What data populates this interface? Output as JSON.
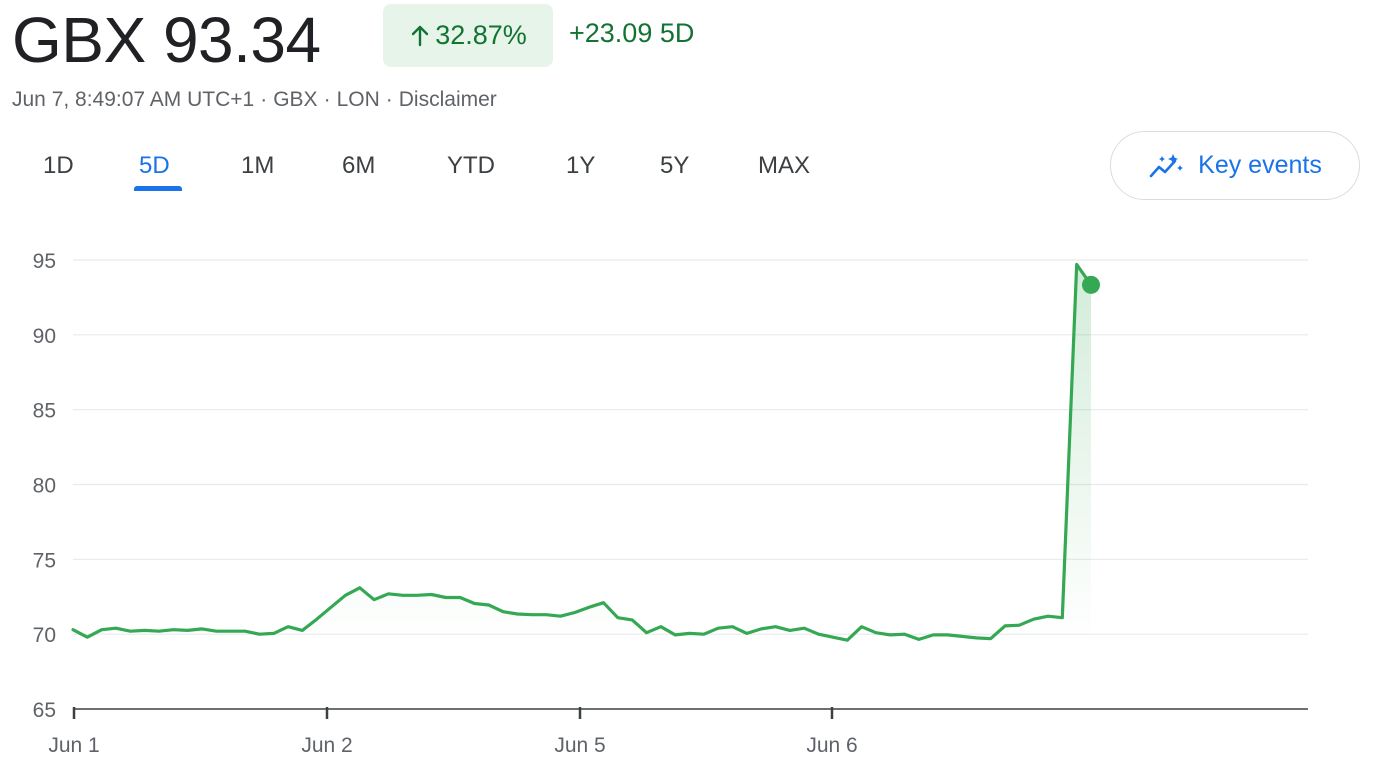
{
  "header": {
    "price": "GBX 93.34",
    "percent_change": "32.87%",
    "change": "+23.09 5D",
    "meta": [
      "Jun 7, 8:49:07 AM UTC+1",
      "GBX",
      "LON",
      "Disclaimer"
    ]
  },
  "tabs": [
    "1D",
    "5D",
    "1M",
    "6M",
    "YTD",
    "1Y",
    "5Y",
    "MAX"
  ],
  "active_tab": "5D",
  "key_events_label": "Key events",
  "colors": {
    "up": "#34a853",
    "up_text": "#137333",
    "accent": "#1a73e8",
    "grid": "#e8eaed"
  },
  "chart_data": {
    "type": "area",
    "title": "",
    "xlabel": "",
    "ylabel": "",
    "ylim": [
      65,
      95
    ],
    "yticks": [
      "95",
      "90",
      "85",
      "80",
      "75",
      "70",
      "65"
    ],
    "xticks": [
      "Jun 1",
      "Jun 2",
      "Jun 5",
      "Jun 6"
    ],
    "grid": true,
    "legend": "none",
    "series": [
      {
        "values": [
          70.3,
          69.8,
          70.3,
          70.4,
          70.2,
          70.25,
          70.2,
          70.3,
          70.25,
          70.35,
          70.2,
          70.2,
          70.2,
          70.0,
          70.05,
          70.5,
          70.25,
          71.0,
          71.8,
          72.6,
          73.1,
          72.3,
          72.7,
          72.6,
          72.6,
          72.65,
          72.45,
          72.45,
          72.05,
          71.95,
          71.5,
          71.35,
          71.3,
          71.3,
          71.2,
          71.45,
          71.8,
          72.1,
          71.1,
          70.95,
          70.1,
          70.5,
          69.95,
          70.05,
          70.0,
          70.4,
          70.5,
          70.05,
          70.35,
          70.5,
          70.25,
          70.4,
          70.0,
          69.8,
          69.6,
          70.5,
          70.1,
          69.95,
          70.0,
          69.65,
          69.95,
          69.95,
          69.85,
          69.75,
          69.7,
          70.55,
          70.6,
          71.0,
          71.2,
          71.1,
          94.7,
          93.34
        ]
      }
    ]
  }
}
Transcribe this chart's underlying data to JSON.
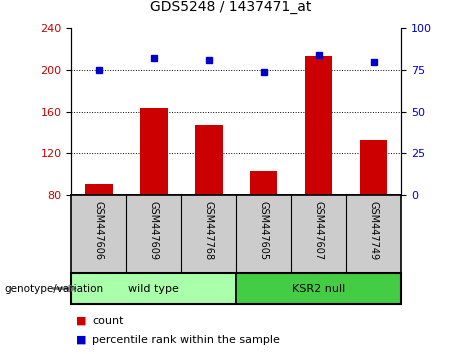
{
  "title": "GDS5248 / 1437471_at",
  "samples": [
    "GSM447606",
    "GSM447609",
    "GSM447768",
    "GSM447605",
    "GSM447607",
    "GSM447749"
  ],
  "counts": [
    90,
    163,
    147,
    103,
    213,
    133
  ],
  "percentile_ranks": [
    75,
    82,
    81,
    74,
    84,
    80
  ],
  "groups": [
    {
      "label": "wild type",
      "color": "#aaffaa",
      "indices": [
        0,
        1,
        2
      ]
    },
    {
      "label": "KSR2 null",
      "color": "#44cc44",
      "indices": [
        3,
        4,
        5
      ]
    }
  ],
  "bar_color": "#cc0000",
  "dot_color": "#0000cc",
  "ymin": 80,
  "ymax": 240,
  "yticks_left": [
    80,
    120,
    160,
    200,
    240
  ],
  "yticks_right": [
    0,
    25,
    50,
    75,
    100
  ],
  "grid_values": [
    120,
    160,
    200
  ],
  "panel_bg": "#cccccc",
  "group_bg_light": "#aaffaa",
  "group_bg_dark": "#44cc44",
  "legend_count_label": "count",
  "legend_pct_label": "percentile rank within the sample",
  "xlabel_label": "genotype/variation"
}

┄┄┄┄┄┄┄┄┄┄┄┄┄┄┄┄┄┄┄┄

▶ Given task
Leave out every picture and copy the rest of the records exactly.

▶ Complete response
What data populates this interface? Output as JSON.
{
  "header": {
    "price": "GBX 93.34",
    "percent_change": "32.87%",
    "change": "+23.09 5D",
    "meta": [
      "Jun 7, 8:49:07 AM UTC+1",
      "GBX",
      "LON",
      "Disclaimer"
    ]
  },
  "tabs": [
    "1D",
    "5D",
    "1M",
    "6M",
    "YTD",
    "1Y",
    "5Y",
    "MAX"
  ],
  "active_tab": "5D",
  "key_events_label": "Key events",
  "colors": {
    "up": "#34a853",
    "up_text": "#137333",
    "accent": "#1a73e8",
    "grid": "#e8eaed"
  },
  "chart_data": {
    "type": "area",
    "title": "",
    "xlabel": "",
    "ylabel": "",
    "ylim": [
      65,
      95
    ],
    "yticks": [
      "95",
      "90",
      "85",
      "80",
      "75",
      "70",
      "65"
    ],
    "xticks": [
      "Jun 1",
      "Jun 2",
      "Jun 5",
      "Jun 6"
    ],
    "grid": true,
    "legend": "none",
    "series": [
      {
        "values": [
          70.3,
          69.8,
          70.3,
          70.4,
          70.2,
          70.25,
          70.2,
          70.3,
          70.25,
          70.35,
          70.2,
          70.2,
          70.2,
          70.0,
          70.05,
          70.5,
          70.25,
          71.0,
          71.8,
          72.6,
          73.1,
          72.3,
          72.7,
          72.6,
          72.6,
          72.65,
          72.45,
          72.45,
          72.05,
          71.95,
          71.5,
          71.35,
          71.3,
          71.3,
          71.2,
          71.45,
          71.8,
          72.1,
          71.1,
          70.95,
          70.1,
          70.5,
          69.95,
          70.05,
          70.0,
          70.4,
          70.5,
          70.05,
          70.35,
          70.5,
          70.25,
          70.4,
          70.0,
          69.8,
          69.6,
          70.5,
          70.1,
          69.95,
          70.0,
          69.65,
          69.95,
          69.95,
          69.85,
          69.75,
          69.7,
          70.55,
          70.6,
          71.0,
          71.2,
          71.1,
          94.7,
          93.34
        ]
      }
    ]
  }
}
Transcribe this chart's underlying data to JSON.
{
  "title": "GDS5248 / 1437471_at",
  "samples": [
    "GSM447606",
    "GSM447609",
    "GSM447768",
    "GSM447605",
    "GSM447607",
    "GSM447749"
  ],
  "counts": [
    90,
    163,
    147,
    103,
    213,
    133
  ],
  "percentile_ranks": [
    75,
    82,
    81,
    74,
    84,
    80
  ],
  "groups": [
    {
      "label": "wild type",
      "color": "#aaffaa",
      "indices": [
        0,
        1,
        2
      ]
    },
    {
      "label": "KSR2 null",
      "color": "#44cc44",
      "indices": [
        3,
        4,
        5
      ]
    }
  ],
  "bar_color": "#cc0000",
  "dot_color": "#0000cc",
  "ymin": 80,
  "ymax": 240,
  "yticks_left": [
    80,
    120,
    160,
    200,
    240
  ],
  "yticks_right": [
    0,
    25,
    50,
    75,
    100
  ],
  "grid_values": [
    120,
    160,
    200
  ],
  "panel_bg": "#cccccc",
  "group_bg_light": "#aaffaa",
  "group_bg_dark": "#44cc44",
  "legend_count_label": "count",
  "legend_pct_label": "percentile rank within the sample",
  "xlabel_label": "genotype/variation"
}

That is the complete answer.